> Given task:
Repeat the listing exactly as given, omitting every image.

╔══

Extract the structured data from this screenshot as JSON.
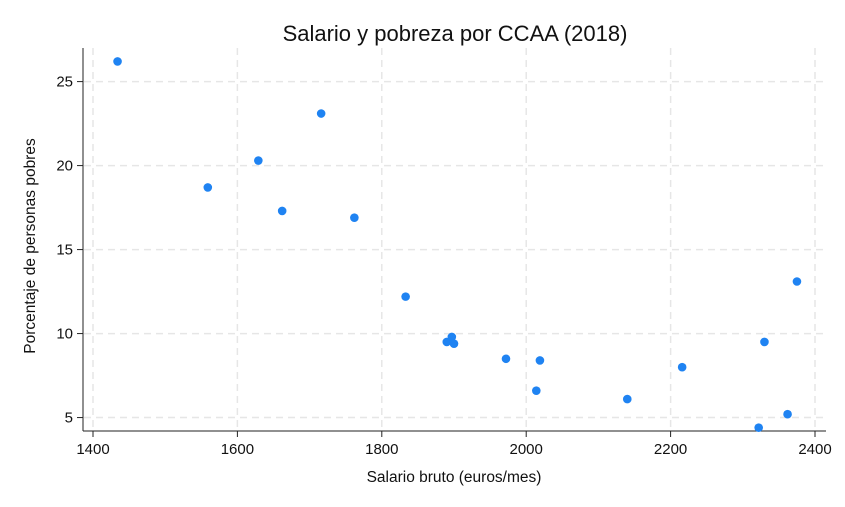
{
  "chart_data": {
    "type": "scatter",
    "title": "Salario y pobreza por CCAA (2018)",
    "xlabel": "Salario bruto (euros/mes)",
    "ylabel": "Porcentaje de personas pobres",
    "xlim": [
      1400,
      2400
    ],
    "ylim": [
      4.2,
      27
    ],
    "xticks": [
      1400,
      1600,
      1800,
      2000,
      2200,
      2400
    ],
    "yticks": [
      5,
      10,
      15,
      20,
      25
    ],
    "grid": true,
    "marker_color": "#1f83f2",
    "points": [
      {
        "x": 1434,
        "y": 26.2
      },
      {
        "x": 1559,
        "y": 18.7
      },
      {
        "x": 1629,
        "y": 20.3
      },
      {
        "x": 1662,
        "y": 17.3
      },
      {
        "x": 1716,
        "y": 23.1
      },
      {
        "x": 1762,
        "y": 16.9
      },
      {
        "x": 1833,
        "y": 12.2
      },
      {
        "x": 1890,
        "y": 9.5
      },
      {
        "x": 1897,
        "y": 9.8
      },
      {
        "x": 1900,
        "y": 9.4
      },
      {
        "x": 1972,
        "y": 8.5
      },
      {
        "x": 2014,
        "y": 6.6
      },
      {
        "x": 2019,
        "y": 8.4
      },
      {
        "x": 2140,
        "y": 6.1
      },
      {
        "x": 2216,
        "y": 8.0
      },
      {
        "x": 2322,
        "y": 4.4
      },
      {
        "x": 2330,
        "y": 9.5
      },
      {
        "x": 2362,
        "y": 5.2
      },
      {
        "x": 2375,
        "y": 13.1
      }
    ]
  }
}
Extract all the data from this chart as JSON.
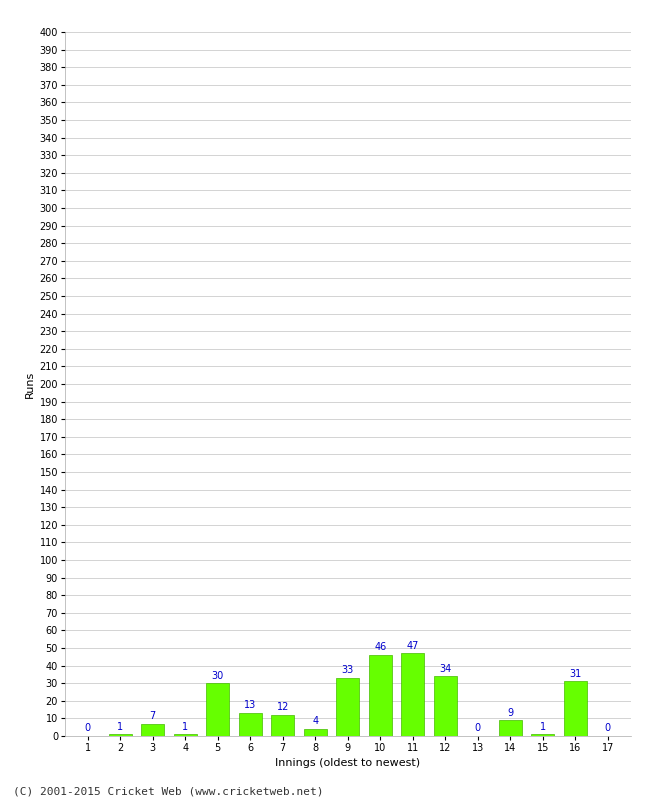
{
  "xlabel": "Innings (oldest to newest)",
  "ylabel": "Runs",
  "categories": [
    1,
    2,
    3,
    4,
    5,
    6,
    7,
    8,
    9,
    10,
    11,
    12,
    13,
    14,
    15,
    16,
    17
  ],
  "values": [
    0,
    1,
    7,
    1,
    30,
    13,
    12,
    4,
    33,
    46,
    47,
    34,
    0,
    9,
    1,
    31,
    0
  ],
  "bar_color": "#66ff00",
  "bar_edge_color": "#44bb00",
  "label_color": "#0000cc",
  "ylim": [
    0,
    400
  ],
  "background_color": "#ffffff",
  "grid_color": "#cccccc",
  "footer": "(C) 2001-2015 Cricket Web (www.cricketweb.net)",
  "label_fontsize": 7,
  "axis_label_fontsize": 8,
  "tick_fontsize": 7,
  "footer_fontsize": 8
}
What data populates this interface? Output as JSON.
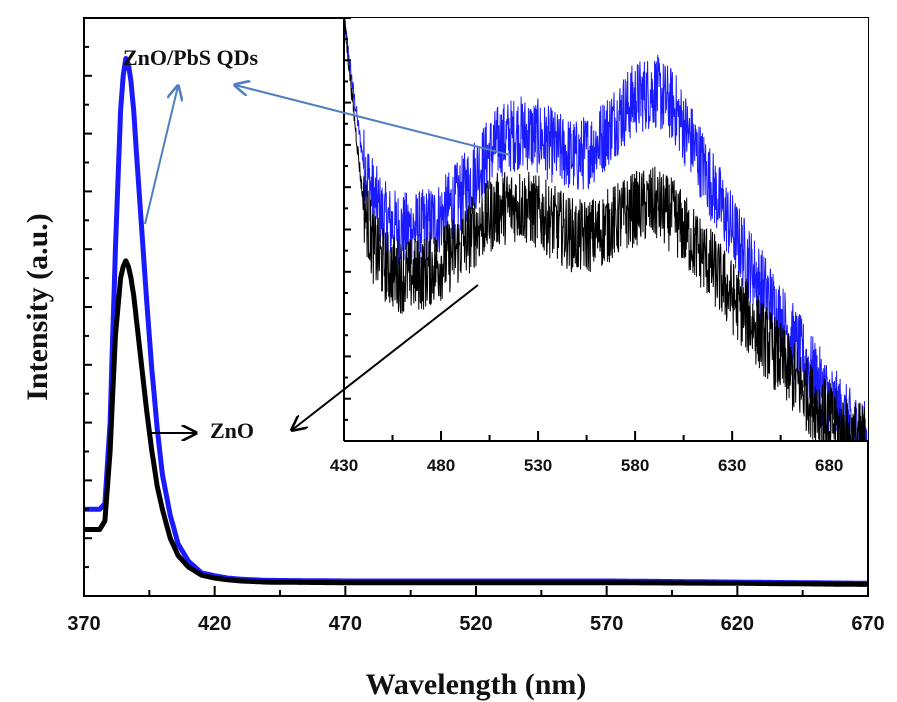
{
  "chart_data": [
    {
      "type": "line",
      "xlabel": "Wavelength (nm)",
      "ylabel": "Intensity (a.u.)",
      "xlim": [
        370,
        670
      ],
      "ylim": [
        0,
        100
      ],
      "x_ticks": [
        "370",
        "420",
        "470",
        "520",
        "570",
        "620",
        "670"
      ],
      "y_ticks_labeled": false,
      "grid": false,
      "series": [
        {
          "name": "ZnO/PbS QDs",
          "color": "#1a1aff",
          "x": [
            370,
            372,
            374,
            376,
            378,
            380,
            382,
            384,
            385,
            386,
            387,
            388,
            389,
            390,
            392,
            394,
            396,
            398,
            400,
            403,
            406,
            410,
            415,
            420,
            425,
            430,
            440,
            470,
            520,
            570,
            620,
            670
          ],
          "y": [
            15,
            15,
            15,
            15,
            16,
            30,
            60,
            84,
            90,
            93,
            92,
            89,
            84,
            77,
            64,
            51,
            39,
            29,
            21,
            14,
            9,
            6,
            4,
            3.5,
            3.1,
            2.9,
            2.7,
            2.6,
            2.6,
            2.6,
            2.4,
            2.2
          ]
        },
        {
          "name": "ZnO",
          "color": "#000000",
          "x": [
            370,
            372,
            374,
            376,
            378,
            380,
            382,
            384,
            385,
            386,
            387,
            388,
            389,
            390,
            392,
            394,
            396,
            398,
            400,
            403,
            406,
            410,
            415,
            420,
            425,
            430,
            440,
            470,
            520,
            570,
            620,
            670
          ],
          "y": [
            11.5,
            11.5,
            11.5,
            11.5,
            13,
            25,
            45,
            55,
            57,
            58,
            57,
            55,
            52,
            48,
            40,
            32,
            25,
            19,
            15,
            10,
            7,
            5,
            3.6,
            3.1,
            2.8,
            2.6,
            2.4,
            2.3,
            2.3,
            2.3,
            2.2,
            2.0
          ]
        }
      ],
      "annotations": [
        "ZnO/PbS QDs",
        "ZnO"
      ]
    },
    {
      "type": "line",
      "role": "inset",
      "xlim": [
        430,
        700
      ],
      "ylim": [
        0,
        100
      ],
      "x_ticks": [
        "430",
        "480",
        "530",
        "580",
        "630",
        "680"
      ],
      "y_ticks_labeled": false,
      "grid": false,
      "series": [
        {
          "name": "ZnO/PbS QDs",
          "color": "#1a1aff",
          "x": [
            430,
            435,
            440,
            445,
            450,
            455,
            460,
            470,
            480,
            490,
            500,
            510,
            520,
            530,
            540,
            550,
            560,
            570,
            580,
            590,
            600,
            610,
            620,
            630,
            640,
            650,
            660,
            670,
            680,
            690,
            700
          ],
          "y": [
            100,
            82,
            66,
            58,
            53,
            51,
            50,
            50.5,
            53,
            58,
            65,
            71,
            73,
            72,
            69,
            67,
            70,
            76,
            81,
            83,
            79,
            70,
            60,
            50,
            41,
            33,
            25,
            17,
            10,
            4,
            0
          ]
        },
        {
          "name": "ZnO",
          "color": "#000000",
          "x": [
            430,
            435,
            440,
            445,
            450,
            455,
            460,
            470,
            480,
            490,
            500,
            510,
            520,
            530,
            540,
            550,
            560,
            570,
            580,
            590,
            600,
            610,
            620,
            630,
            640,
            650,
            660,
            670,
            680,
            690,
            700
          ],
          "y": [
            100,
            78,
            56,
            46,
            42,
            40,
            39,
            39.5,
            42,
            46,
            51,
            55,
            56,
            54,
            51,
            48,
            49,
            52,
            55,
            56,
            53,
            47,
            41,
            34,
            28,
            22,
            16,
            10,
            5,
            1,
            0
          ]
        }
      ]
    }
  ]
}
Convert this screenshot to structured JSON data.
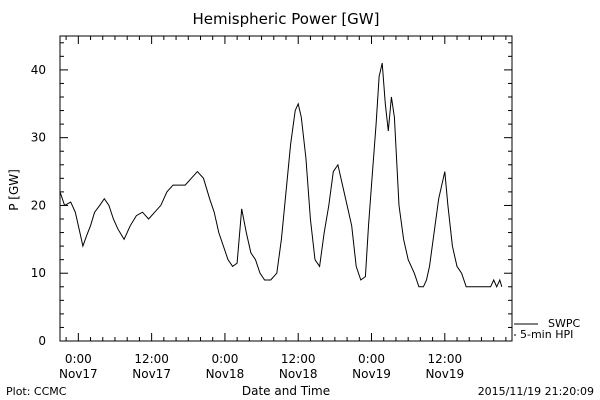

╚══

> Solution for this exercise:
Extract the structured data from this screenshot as JSON.
{
  "chart_data": {
    "type": "scatter",
    "title": "Salario y pobreza por CCAA (2018)",
    "xlabel": "Salario bruto (euros/mes)",
    "ylabel": "Porcentaje de personas pobres",
    "xlim": [
      1400,
      2400
    ],
    "ylim": [
      4.2,
      27
    ],
    "xticks": [
      1400,
      1600,
      1800,
      2000,
      2200,
      2400
    ],
    "yticks": [
      5,
      10,
      15,
      20,
      25
    ],
    "grid": true,
    "marker_color": "#1f83f2",
    "points": [
      {
        "x": 1434,
        "y": 26.2
      },
      {
        "x": 1559,
        "y": 18.7
      },
      {
        "x": 1629,
        "y": 20.3
      },
      {
        "x": 1662,
        "y": 17.3
      },
      {
        "x": 1716,
        "y": 23.1
      },
      {
        "x": 1762,
        "y": 16.9
      },
      {
        "x": 1833,
        "y": 12.2
      },
      {
        "x": 1890,
        "y": 9.5
      },
      {
        "x": 1897,
        "y": 9.8
      },
      {
        "x": 1900,
        "y": 9.4
      },
      {
        "x": 1972,
        "y": 8.5
      },
      {
        "x": 2014,
        "y": 6.6
      },
      {
        "x": 2019,
        "y": 8.4
      },
      {
        "x": 2140,
        "y": 6.1
      },
      {
        "x": 2216,
        "y": 8.0
      },
      {
        "x": 2322,
        "y": 4.4
      },
      {
        "x": 2330,
        "y": 9.5
      },
      {
        "x": 2362,
        "y": 5.2
      },
      {
        "x": 2375,
        "y": 13.1
      }
    ]
  }
}
Extract all the data from this chart as JSON.
{
  "xlabel": "Innings (oldest to newest)",
  "ylabel": "Runs",
  "categories": [
    1,
    2,
    3,
    4,
    5,
    6,
    7,
    8,
    9,
    10,
    11,
    12,
    13,
    14,
    15,
    16,
    17
  ],
  "values": [
    0,
    1,
    7,
    1,
    30,
    13,
    12,
    4,
    33,
    46,
    47,
    34,
    0,
    9,
    1,
    31,
    0
  ],
  "bar_color": "#66ff00",
  "bar_edge_color": "#44bb00",
  "label_color": "#0000cc",
  "ylim": [
    0,
    400
  ],
  "background_color": "#ffffff",
  "grid_color": "#cccccc",
  "footer": "(C) 2001-2015 Cricket Web (www.cricketweb.net)",
  "label_fontsize": 7,
  "axis_label_fontsize": 8,
  "tick_fontsize": 7,
  "footer_fontsize": 8
}
What data populates this interface? Output as JSON.
{
  "chart_data": [
    {
      "type": "line",
      "xlabel": "Wavelength (nm)",
      "ylabel": "Intensity (a.u.)",
      "xlim": [
        370,
        670
      ],
      "ylim": [
        0,
        100
      ],
      "x_ticks": [
        "370",
        "420",
        "470",
        "520",
        "570",
        "620",
        "670"
      ],
      "y_ticks_labeled": false,
      "grid": false,
      "series": [
        {
          "name": "ZnO/PbS QDs",
          "color": "#1a1aff",
          "x": [
            370,
            372,
            374,
            376,
            378,
            380,
            382,
            384,
            385,
            386,
            387,
            388,
            389,
            390,
            392,
            394,
            396,
            398,
            400,
            403,
            406,
            410,
            415,
            420,
            425,
            430,
            440,
            470,
            520,
            570,
            620,
            670
          ],
          "y": [
            15,
            15,
            15,
            15,
            16,
            30,
            60,
            84,
            90,
            93,
            92,
            89,
            84,
            77,
            64,
            51,
            39,
            29,
            21,
            14,
            9,
            6,
            4,
            3.5,
            3.1,
            2.9,
            2.7,
            2.6,
            2.6,
            2.6,
            2.4,
            2.2
          ]
        },
        {
          "name": "ZnO",
          "color": "#000000",
          "x": [
            370,
            372,
            374,
            376,
            378,
            380,
            382,
            384,
            385,
            386,
            387,
            388,
            389,
            390,
            392,
            394,
            396,
            398,
            400,
            403,
            406,
            410,
            415,
            420,
            425,
            430,
            440,
            470,
            520,
            570,
            620,
            670
          ],
          "y": [
            11.5,
            11.5,
            11.5,
            11.5,
            13,
            25,
            45,
            55,
            57,
            58,
            57,
            55,
            52,
            48,
            40,
            32,
            25,
            19,
            15,
            10,
            7,
            5,
            3.6,
            3.1,
            2.8,
            2.6,
            2.4,
            2.3,
            2.3,
            2.3,
            2.2,
            2.0
          ]
        }
      ],
      "annotations": [
        "ZnO/PbS QDs",
        "ZnO"
      ]
    },
    {
      "type": "line",
      "role": "inset",
      "xlim": [
        430,
        700
      ],
      "ylim": [
        0,
        100
      ],
      "x_ticks": [
        "430",
        "480",
        "530",
        "580",
        "630",
        "680"
      ],
      "y_ticks_labeled": false,
      "grid": false,
      "series": [
        {
          "name": "ZnO/PbS QDs",
          "color": "#1a1aff",
          "x": [
            430,
            435,
            440,
            445,
            450,
            455,
            460,
            470,
            480,
            490,
            500,
            510,
            520,
            530,
            540,
            550,
            560,
            570,
            580,
            590,
            600,
            610,
            620,
            630,
            640,
            650,
            660,
            670,
            680,
            690,
            700
          ],
          "y": [
            100,
            82,
            66,
            58,
            53,
            51,
            50,
            50.5,
            53,
            58,
            65,
            71,
            73,
            72,
            69,
            67,
            70,
            76,
            81,
            83,
            79,
            70,
            60,
            50,
            41,
            33,
            25,
            17,
            10,
            4,
            0
          ]
        },
        {
          "name": "ZnO",
          "color": "#000000",
          "x": [
            430,
            435,
            440,
            445,
            450,
            455,
            460,
            470,
            480,
            490,
            500,
            510,
            520,
            530,
            540,
            550,
            560,
            570,
            580,
            590,
            600,
            610,
            620,
            630,
            640,
            650,
            660,
            670,
            680,
            690,
            700
          ],
          "y": [
            100,
            78,
            56,
            46,
            42,
            40,
            39,
            39.5,
            42,
            46,
            51,
            55,
            56,
            54,
            51,
            48,
            49,
            52,
            55,
            56,
            53,
            47,
            41,
            34,
            28,
            22,
            16,
            10,
            5,
            1,
            0
          ]
        }
      ]
    }
  ]
}
Convert this screenshot to structured JSON data.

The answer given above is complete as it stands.